Given records:
_____
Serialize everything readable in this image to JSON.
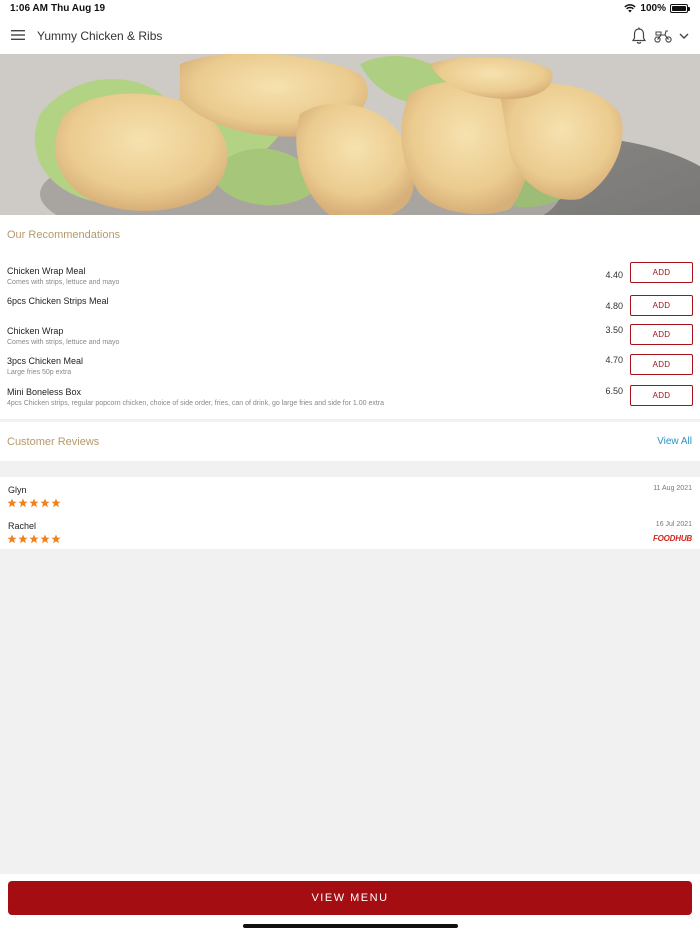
{
  "status_bar": {
    "time": "1:06 AM",
    "date": "Thu Aug 19",
    "battery": "100%"
  },
  "header": {
    "title": "Yummy Chicken & Ribs",
    "icons": [
      "menu-icon",
      "bell-icon",
      "delivery-scooter-icon",
      "chevron-down-icon"
    ]
  },
  "hero": {
    "image": "fried chicken strips on lettuce"
  },
  "recommendations": {
    "title": "Our Recommendations",
    "items": [
      {
        "name": "Chicken Wrap Meal",
        "description": "Comes with strips, lettuce and mayo",
        "price": "4.40",
        "button": "ADD"
      },
      {
        "name": "6pcs Chicken Strips Meal",
        "description": "",
        "price": "4.80",
        "button": "ADD"
      },
      {
        "name": "Chicken Wrap",
        "description": "Comes with strips, lettuce and mayo",
        "price": "3.50",
        "button": "ADD"
      },
      {
        "name": "3pcs Chicken Meal",
        "description": "Large fries 50p extra",
        "price": "4.70",
        "button": "ADD"
      },
      {
        "name": "Mini Boneless Box",
        "description": "4pcs Chicken strips, regular popcorn chicken, choice of side order, fries, can of drink, go large fries and side for 1.00 extra",
        "price": "6.50",
        "button": "ADD"
      }
    ]
  },
  "reviews": {
    "title": "Customer Reviews",
    "view_all": "View All",
    "items": [
      {
        "name": "Glyn",
        "date": "11 Aug 2021",
        "stars": 5
      },
      {
        "name": "Rachel",
        "date": "16 Jul 2021",
        "stars": 5,
        "source": "FOODHUB"
      }
    ]
  },
  "footer": {
    "button": "VIEW MENU"
  },
  "colors": {
    "accent": "#a40d12",
    "section_title": "#b59a68",
    "link": "#2d91c4",
    "star": "#f0821e"
  }
}
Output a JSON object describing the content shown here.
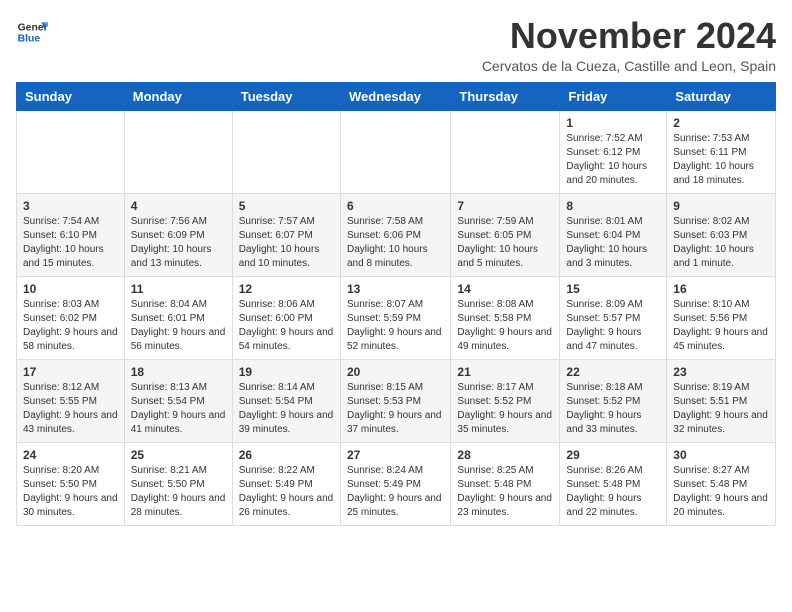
{
  "header": {
    "logo_line1": "General",
    "logo_line2": "Blue",
    "month_title": "November 2024",
    "location": "Cervatos de la Cueza, Castille and Leon, Spain"
  },
  "weekdays": [
    "Sunday",
    "Monday",
    "Tuesday",
    "Wednesday",
    "Thursday",
    "Friday",
    "Saturday"
  ],
  "weeks": [
    [
      {
        "day": "",
        "info": ""
      },
      {
        "day": "",
        "info": ""
      },
      {
        "day": "",
        "info": ""
      },
      {
        "day": "",
        "info": ""
      },
      {
        "day": "",
        "info": ""
      },
      {
        "day": "1",
        "info": "Sunrise: 7:52 AM\nSunset: 6:12 PM\nDaylight: 10 hours and 20 minutes."
      },
      {
        "day": "2",
        "info": "Sunrise: 7:53 AM\nSunset: 6:11 PM\nDaylight: 10 hours and 18 minutes."
      }
    ],
    [
      {
        "day": "3",
        "info": "Sunrise: 7:54 AM\nSunset: 6:10 PM\nDaylight: 10 hours and 15 minutes."
      },
      {
        "day": "4",
        "info": "Sunrise: 7:56 AM\nSunset: 6:09 PM\nDaylight: 10 hours and 13 minutes."
      },
      {
        "day": "5",
        "info": "Sunrise: 7:57 AM\nSunset: 6:07 PM\nDaylight: 10 hours and 10 minutes."
      },
      {
        "day": "6",
        "info": "Sunrise: 7:58 AM\nSunset: 6:06 PM\nDaylight: 10 hours and 8 minutes."
      },
      {
        "day": "7",
        "info": "Sunrise: 7:59 AM\nSunset: 6:05 PM\nDaylight: 10 hours and 5 minutes."
      },
      {
        "day": "8",
        "info": "Sunrise: 8:01 AM\nSunset: 6:04 PM\nDaylight: 10 hours and 3 minutes."
      },
      {
        "day": "9",
        "info": "Sunrise: 8:02 AM\nSunset: 6:03 PM\nDaylight: 10 hours and 1 minute."
      }
    ],
    [
      {
        "day": "10",
        "info": "Sunrise: 8:03 AM\nSunset: 6:02 PM\nDaylight: 9 hours and 58 minutes."
      },
      {
        "day": "11",
        "info": "Sunrise: 8:04 AM\nSunset: 6:01 PM\nDaylight: 9 hours and 56 minutes."
      },
      {
        "day": "12",
        "info": "Sunrise: 8:06 AM\nSunset: 6:00 PM\nDaylight: 9 hours and 54 minutes."
      },
      {
        "day": "13",
        "info": "Sunrise: 8:07 AM\nSunset: 5:59 PM\nDaylight: 9 hours and 52 minutes."
      },
      {
        "day": "14",
        "info": "Sunrise: 8:08 AM\nSunset: 5:58 PM\nDaylight: 9 hours and 49 minutes."
      },
      {
        "day": "15",
        "info": "Sunrise: 8:09 AM\nSunset: 5:57 PM\nDaylight: 9 hours and 47 minutes."
      },
      {
        "day": "16",
        "info": "Sunrise: 8:10 AM\nSunset: 5:56 PM\nDaylight: 9 hours and 45 minutes."
      }
    ],
    [
      {
        "day": "17",
        "info": "Sunrise: 8:12 AM\nSunset: 5:55 PM\nDaylight: 9 hours and 43 minutes."
      },
      {
        "day": "18",
        "info": "Sunrise: 8:13 AM\nSunset: 5:54 PM\nDaylight: 9 hours and 41 minutes."
      },
      {
        "day": "19",
        "info": "Sunrise: 8:14 AM\nSunset: 5:54 PM\nDaylight: 9 hours and 39 minutes."
      },
      {
        "day": "20",
        "info": "Sunrise: 8:15 AM\nSunset: 5:53 PM\nDaylight: 9 hours and 37 minutes."
      },
      {
        "day": "21",
        "info": "Sunrise: 8:17 AM\nSunset: 5:52 PM\nDaylight: 9 hours and 35 minutes."
      },
      {
        "day": "22",
        "info": "Sunrise: 8:18 AM\nSunset: 5:52 PM\nDaylight: 9 hours and 33 minutes."
      },
      {
        "day": "23",
        "info": "Sunrise: 8:19 AM\nSunset: 5:51 PM\nDaylight: 9 hours and 32 minutes."
      }
    ],
    [
      {
        "day": "24",
        "info": "Sunrise: 8:20 AM\nSunset: 5:50 PM\nDaylight: 9 hours and 30 minutes."
      },
      {
        "day": "25",
        "info": "Sunrise: 8:21 AM\nSunset: 5:50 PM\nDaylight: 9 hours and 28 minutes."
      },
      {
        "day": "26",
        "info": "Sunrise: 8:22 AM\nSunset: 5:49 PM\nDaylight: 9 hours and 26 minutes."
      },
      {
        "day": "27",
        "info": "Sunrise: 8:24 AM\nSunset: 5:49 PM\nDaylight: 9 hours and 25 minutes."
      },
      {
        "day": "28",
        "info": "Sunrise: 8:25 AM\nSunset: 5:48 PM\nDaylight: 9 hours and 23 minutes."
      },
      {
        "day": "29",
        "info": "Sunrise: 8:26 AM\nSunset: 5:48 PM\nDaylight: 9 hours and 22 minutes."
      },
      {
        "day": "30",
        "info": "Sunrise: 8:27 AM\nSunset: 5:48 PM\nDaylight: 9 hours and 20 minutes."
      }
    ]
  ]
}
_____
Transcribe all entries above exactly. Drop the pictures.

Result of this task:
Serialize everything readable in this image to JSON.
{
  "status_bar": {
    "time": "1:06 AM",
    "date": "Thu Aug 19",
    "battery": "100%"
  },
  "header": {
    "title": "Yummy Chicken & Ribs",
    "icons": [
      "menu-icon",
      "bell-icon",
      "delivery-scooter-icon",
      "chevron-down-icon"
    ]
  },
  "hero": {
    "image": "fried chicken strips on lettuce"
  },
  "recommendations": {
    "title": "Our Recommendations",
    "items": [
      {
        "name": "Chicken Wrap Meal",
        "description": "Comes with strips, lettuce and mayo",
        "price": "4.40",
        "button": "ADD"
      },
      {
        "name": "6pcs Chicken Strips Meal",
        "description": "",
        "price": "4.80",
        "button": "ADD"
      },
      {
        "name": "Chicken Wrap",
        "description": "Comes with strips, lettuce and mayo",
        "price": "3.50",
        "button": "ADD"
      },
      {
        "name": "3pcs Chicken Meal",
        "description": "Large fries 50p extra",
        "price": "4.70",
        "button": "ADD"
      },
      {
        "name": "Mini Boneless Box",
        "description": "4pcs Chicken strips, regular popcorn chicken, choice of side order, fries, can of drink, go large fries and side for 1.00 extra",
        "price": "6.50",
        "button": "ADD"
      }
    ]
  },
  "reviews": {
    "title": "Customer Reviews",
    "view_all": "View All",
    "items": [
      {
        "name": "Glyn",
        "date": "11 Aug 2021",
        "stars": 5
      },
      {
        "name": "Rachel",
        "date": "16 Jul 2021",
        "stars": 5,
        "source": "FOODHUB"
      }
    ]
  },
  "footer": {
    "button": "VIEW MENU"
  },
  "colors": {
    "accent": "#a40d12",
    "section_title": "#b59a68",
    "link": "#2d91c4",
    "star": "#f0821e"
  }
}
Output a JSON object describing the content shown here.
{
  "header": {
    "logo_line1": "General",
    "logo_line2": "Blue",
    "month_title": "November 2024",
    "location": "Cervatos de la Cueza, Castille and Leon, Spain"
  },
  "weekdays": [
    "Sunday",
    "Monday",
    "Tuesday",
    "Wednesday",
    "Thursday",
    "Friday",
    "Saturday"
  ],
  "weeks": [
    [
      {
        "day": "",
        "info": ""
      },
      {
        "day": "",
        "info": ""
      },
      {
        "day": "",
        "info": ""
      },
      {
        "day": "",
        "info": ""
      },
      {
        "day": "",
        "info": ""
      },
      {
        "day": "1",
        "info": "Sunrise: 7:52 AM\nSunset: 6:12 PM\nDaylight: 10 hours and 20 minutes."
      },
      {
        "day": "2",
        "info": "Sunrise: 7:53 AM\nSunset: 6:11 PM\nDaylight: 10 hours and 18 minutes."
      }
    ],
    [
      {
        "day": "3",
        "info": "Sunrise: 7:54 AM\nSunset: 6:10 PM\nDaylight: 10 hours and 15 minutes."
      },
      {
        "day": "4",
        "info": "Sunrise: 7:56 AM\nSunset: 6:09 PM\nDaylight: 10 hours and 13 minutes."
      },
      {
        "day": "5",
        "info": "Sunrise: 7:57 AM\nSunset: 6:07 PM\nDaylight: 10 hours and 10 minutes."
      },
      {
        "day": "6",
        "info": "Sunrise: 7:58 AM\nSunset: 6:06 PM\nDaylight: 10 hours and 8 minutes."
      },
      {
        "day": "7",
        "info": "Sunrise: 7:59 AM\nSunset: 6:05 PM\nDaylight: 10 hours and 5 minutes."
      },
      {
        "day": "8",
        "info": "Sunrise: 8:01 AM\nSunset: 6:04 PM\nDaylight: 10 hours and 3 minutes."
      },
      {
        "day": "9",
        "info": "Sunrise: 8:02 AM\nSunset: 6:03 PM\nDaylight: 10 hours and 1 minute."
      }
    ],
    [
      {
        "day": "10",
        "info": "Sunrise: 8:03 AM\nSunset: 6:02 PM\nDaylight: 9 hours and 58 minutes."
      },
      {
        "day": "11",
        "info": "Sunrise: 8:04 AM\nSunset: 6:01 PM\nDaylight: 9 hours and 56 minutes."
      },
      {
        "day": "12",
        "info": "Sunrise: 8:06 AM\nSunset: 6:00 PM\nDaylight: 9 hours and 54 minutes."
      },
      {
        "day": "13",
        "info": "Sunrise: 8:07 AM\nSunset: 5:59 PM\nDaylight: 9 hours and 52 minutes."
      },
      {
        "day": "14",
        "info": "Sunrise: 8:08 AM\nSunset: 5:58 PM\nDaylight: 9 hours and 49 minutes."
      },
      {
        "day": "15",
        "info": "Sunrise: 8:09 AM\nSunset: 5:57 PM\nDaylight: 9 hours and 47 minutes."
      },
      {
        "day": "16",
        "info": "Sunrise: 8:10 AM\nSunset: 5:56 PM\nDaylight: 9 hours and 45 minutes."
      }
    ],
    [
      {
        "day": "17",
        "info": "Sunrise: 8:12 AM\nSunset: 5:55 PM\nDaylight: 9 hours and 43 minutes."
      },
      {
        "day": "18",
        "info": "Sunrise: 8:13 AM\nSunset: 5:54 PM\nDaylight: 9 hours and 41 minutes."
      },
      {
        "day": "19",
        "info": "Sunrise: 8:14 AM\nSunset: 5:54 PM\nDaylight: 9 hours and 39 minutes."
      },
      {
        "day": "20",
        "info": "Sunrise: 8:15 AM\nSunset: 5:53 PM\nDaylight: 9 hours and 37 minutes."
      },
      {
        "day": "21",
        "info": "Sunrise: 8:17 AM\nSunset: 5:52 PM\nDaylight: 9 hours and 35 minutes."
      },
      {
        "day": "22",
        "info": "Sunrise: 8:18 AM\nSunset: 5:52 PM\nDaylight: 9 hours and 33 minutes."
      },
      {
        "day": "23",
        "info": "Sunrise: 8:19 AM\nSunset: 5:51 PM\nDaylight: 9 hours and 32 minutes."
      }
    ],
    [
      {
        "day": "24",
        "info": "Sunrise: 8:20 AM\nSunset: 5:50 PM\nDaylight: 9 hours and 30 minutes."
      },
      {
        "day": "25",
        "info": "Sunrise: 8:21 AM\nSunset: 5:50 PM\nDaylight: 9 hours and 28 minutes."
      },
      {
        "day": "26",
        "info": "Sunrise: 8:22 AM\nSunset: 5:49 PM\nDaylight: 9 hours and 26 minutes."
      },
      {
        "day": "27",
        "info": "Sunrise: 8:24 AM\nSunset: 5:49 PM\nDaylight: 9 hours and 25 minutes."
      },
      {
        "day": "28",
        "info": "Sunrise: 8:25 AM\nSunset: 5:48 PM\nDaylight: 9 hours and 23 minutes."
      },
      {
        "day": "29",
        "info": "Sunrise: 8:26 AM\nSunset: 5:48 PM\nDaylight: 9 hours and 22 minutes."
      },
      {
        "day": "30",
        "info": "Sunrise: 8:27 AM\nSunset: 5:48 PM\nDaylight: 9 hours and 20 minutes."
      }
    ]
  ]
}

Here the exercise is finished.